#### Exercise task:
Your task is to give the listing below back word for word, pictures excluded.

#### Exercise materials:
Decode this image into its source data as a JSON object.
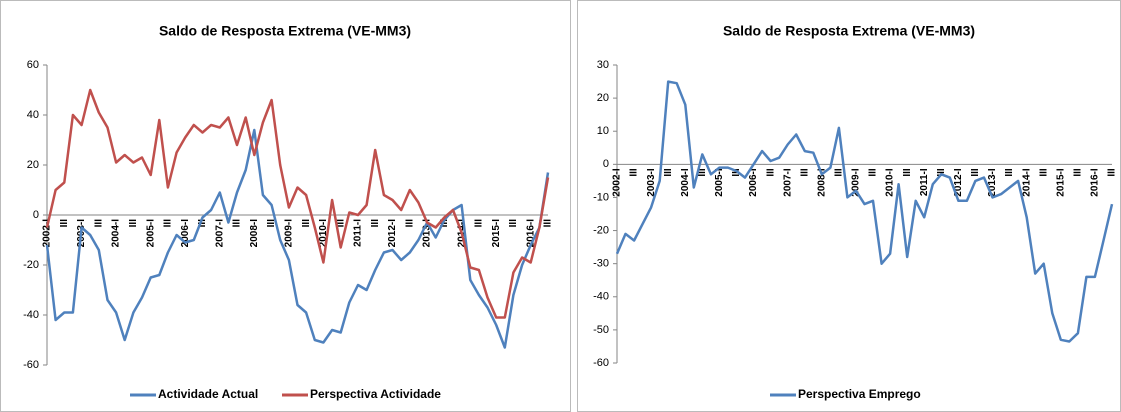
{
  "chart_data": [
    {
      "type": "line",
      "title": "Saldo de Resposta Extrema (VE-MM3)",
      "categories": [
        "2002-I",
        null,
        "III",
        null,
        "2003-I",
        null,
        "III",
        null,
        "2004-I",
        null,
        "III",
        null,
        "2005-I",
        null,
        "III",
        null,
        "2006-I",
        null,
        "III",
        null,
        "2007-I",
        null,
        "III",
        null,
        "2008-I",
        null,
        "III",
        null,
        "2009-I",
        null,
        "III",
        null,
        "2010-I",
        null,
        "III",
        null,
        "2011-I",
        null,
        "III",
        null,
        "2012-I",
        null,
        "III",
        null,
        "2013-I",
        null,
        "III",
        null,
        "2014-I",
        null,
        "III",
        null,
        "2015-I",
        null,
        "III",
        null,
        "2016-I",
        null,
        "III"
      ],
      "series": [
        {
          "name": "Actividade Actual",
          "color": "#4f81bd",
          "values": [
            -12,
            -42,
            -39,
            -39,
            -5,
            -8,
            -14,
            -34,
            -39,
            -50,
            -39,
            -33,
            -25,
            -24,
            -15,
            -8,
            -11,
            -10,
            -1,
            2,
            9,
            -3,
            9,
            18,
            34,
            8,
            4,
            -10,
            -18,
            -36,
            -39,
            -50,
            -51,
            -46,
            -47,
            -35,
            -28,
            -30,
            -22,
            -15,
            -14,
            -18,
            -15,
            -10,
            -3,
            -9,
            -2,
            2,
            4,
            -26,
            -32,
            -37,
            -44,
            -53,
            -32,
            -20,
            -12,
            -5,
            17
          ]
        },
        {
          "name": "Perspectiva Actividade",
          "color": "#c0504d",
          "values": [
            -5,
            10,
            13,
            40,
            36,
            50,
            41,
            35,
            21,
            24,
            21,
            23,
            16,
            38,
            11,
            25,
            31,
            36,
            33,
            36,
            35,
            39,
            28,
            39,
            24,
            37,
            46,
            20,
            3,
            11,
            8,
            -5,
            -19,
            6,
            -13,
            1,
            0,
            4,
            26,
            8,
            6,
            2,
            10,
            5,
            -3,
            -5,
            -1,
            2,
            -7,
            -21,
            -22,
            -33,
            -41,
            -41,
            -23,
            -17,
            -19,
            -5,
            15
          ]
        }
      ],
      "ylim": [
        -60,
        60
      ],
      "yticks": [
        -60,
        -40,
        -20,
        0,
        20,
        40,
        60
      ],
      "legend": "bottom"
    },
    {
      "type": "line",
      "title": "Saldo de Resposta Extrema (VE-MM3)",
      "categories": [
        "2002-I",
        null,
        "III",
        null,
        "2003-I",
        null,
        "III",
        null,
        "2004-I",
        null,
        "III",
        null,
        "2005-I",
        null,
        "III",
        null,
        "2006-I",
        null,
        "III",
        null,
        "2007-I",
        null,
        "III",
        null,
        "2008-I",
        null,
        "III",
        null,
        "2009-I",
        null,
        "III",
        null,
        "2010-I",
        null,
        "III",
        null,
        "2011-I",
        null,
        "III",
        null,
        "2012-I",
        null,
        "III",
        null,
        "2013-I",
        null,
        "III",
        null,
        "2014-I",
        null,
        "III",
        null,
        "2015-I",
        null,
        "III",
        null,
        "2016-I",
        null,
        "III"
      ],
      "series": [
        {
          "name": "Perspectiva Emprego",
          "color": "#4f81bd",
          "values": [
            -27,
            -21,
            -23,
            -18,
            -13,
            -5,
            25,
            24.5,
            18,
            -7,
            3,
            -3,
            -1,
            -1,
            -2,
            -4,
            0,
            4,
            1,
            2,
            6,
            9,
            4,
            3.5,
            -3,
            -1,
            11,
            -10,
            -8,
            -12,
            -11,
            -30,
            -27,
            -6,
            -28,
            -11,
            -16,
            -6,
            -3,
            -4,
            -11,
            -11,
            -5,
            -4,
            -10,
            -9,
            -7,
            -5,
            -16,
            -33,
            -30,
            -45,
            -53,
            -53.5,
            -51,
            -34,
            -34,
            -23,
            -12
          ]
        }
      ],
      "ylim": [
        -60,
        30
      ],
      "yticks": [
        -60,
        -50,
        -40,
        -30,
        -20,
        -10,
        0,
        10,
        20,
        30
      ],
      "legend": "bottom"
    }
  ]
}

#### Problem solution:
Decode this image into its source data as a JSON object.
{
  "chart_data": [
    {
      "type": "line",
      "title": "Saldo de Resposta Extrema (VE-MM3)",
      "categories": [
        "2002-I",
        null,
        "III",
        null,
        "2003-I",
        null,
        "III",
        null,
        "2004-I",
        null,
        "III",
        null,
        "2005-I",
        null,
        "III",
        null,
        "2006-I",
        null,
        "III",
        null,
        "2007-I",
        null,
        "III",
        null,
        "2008-I",
        null,
        "III",
        null,
        "2009-I",
        null,
        "III",
        null,
        "2010-I",
        null,
        "III",
        null,
        "2011-I",
        null,
        "III",
        null,
        "2012-I",
        null,
        "III",
        null,
        "2013-I",
        null,
        "III",
        null,
        "2014-I",
        null,
        "III",
        null,
        "2015-I",
        null,
        "III",
        null,
        "2016-I",
        null,
        "III"
      ],
      "series": [
        {
          "name": "Actividade Actual",
          "color": "#4f81bd",
          "values": [
            -12,
            -42,
            -39,
            -39,
            -5,
            -8,
            -14,
            -34,
            -39,
            -50,
            -39,
            -33,
            -25,
            -24,
            -15,
            -8,
            -11,
            -10,
            -1,
            2,
            9,
            -3,
            9,
            18,
            34,
            8,
            4,
            -10,
            -18,
            -36,
            -39,
            -50,
            -51,
            -46,
            -47,
            -35,
            -28,
            -30,
            -22,
            -15,
            -14,
            -18,
            -15,
            -10,
            -3,
            -9,
            -2,
            2,
            4,
            -26,
            -32,
            -37,
            -44,
            -53,
            -32,
            -20,
            -12,
            -5,
            17
          ]
        },
        {
          "name": "Perspectiva Actividade",
          "color": "#c0504d",
          "values": [
            -5,
            10,
            13,
            40,
            36,
            50,
            41,
            35,
            21,
            24,
            21,
            23,
            16,
            38,
            11,
            25,
            31,
            36,
            33,
            36,
            35,
            39,
            28,
            39,
            24,
            37,
            46,
            20,
            3,
            11,
            8,
            -5,
            -19,
            6,
            -13,
            1,
            0,
            4,
            26,
            8,
            6,
            2,
            10,
            5,
            -3,
            -5,
            -1,
            2,
            -7,
            -21,
            -22,
            -33,
            -41,
            -41,
            -23,
            -17,
            -19,
            -5,
            15
          ]
        }
      ],
      "ylim": [
        -60,
        60
      ],
      "yticks": [
        -60,
        -40,
        -20,
        0,
        20,
        40,
        60
      ],
      "legend": "bottom"
    },
    {
      "type": "line",
      "title": "Saldo de Resposta Extrema (VE-MM3)",
      "categories": [
        "2002-I",
        null,
        "III",
        null,
        "2003-I",
        null,
        "III",
        null,
        "2004-I",
        null,
        "III",
        null,
        "2005-I",
        null,
        "III",
        null,
        "2006-I",
        null,
        "III",
        null,
        "2007-I",
        null,
        "III",
        null,
        "2008-I",
        null,
        "III",
        null,
        "2009-I",
        null,
        "III",
        null,
        "2010-I",
        null,
        "III",
        null,
        "2011-I",
        null,
        "III",
        null,
        "2012-I",
        null,
        "III",
        null,
        "2013-I",
        null,
        "III",
        null,
        "2014-I",
        null,
        "III",
        null,
        "2015-I",
        null,
        "III",
        null,
        "2016-I",
        null,
        "III"
      ],
      "series": [
        {
          "name": "Perspectiva Emprego",
          "color": "#4f81bd",
          "values": [
            -27,
            -21,
            -23,
            -18,
            -13,
            -5,
            25,
            24.5,
            18,
            -7,
            3,
            -3,
            -1,
            -1,
            -2,
            -4,
            0,
            4,
            1,
            2,
            6,
            9,
            4,
            3.5,
            -3,
            -1,
            11,
            -10,
            -8,
            -12,
            -11,
            -30,
            -27,
            -6,
            -28,
            -11,
            -16,
            -6,
            -3,
            -4,
            -11,
            -11,
            -5,
            -4,
            -10,
            -9,
            -7,
            -5,
            -16,
            -33,
            -30,
            -45,
            -53,
            -53.5,
            -51,
            -34,
            -34,
            -23,
            -12
          ]
        }
      ],
      "ylim": [
        -60,
        30
      ],
      "yticks": [
        -60,
        -50,
        -40,
        -30,
        -20,
        -10,
        0,
        10,
        20,
        30
      ],
      "legend": "bottom"
    }
  ]
}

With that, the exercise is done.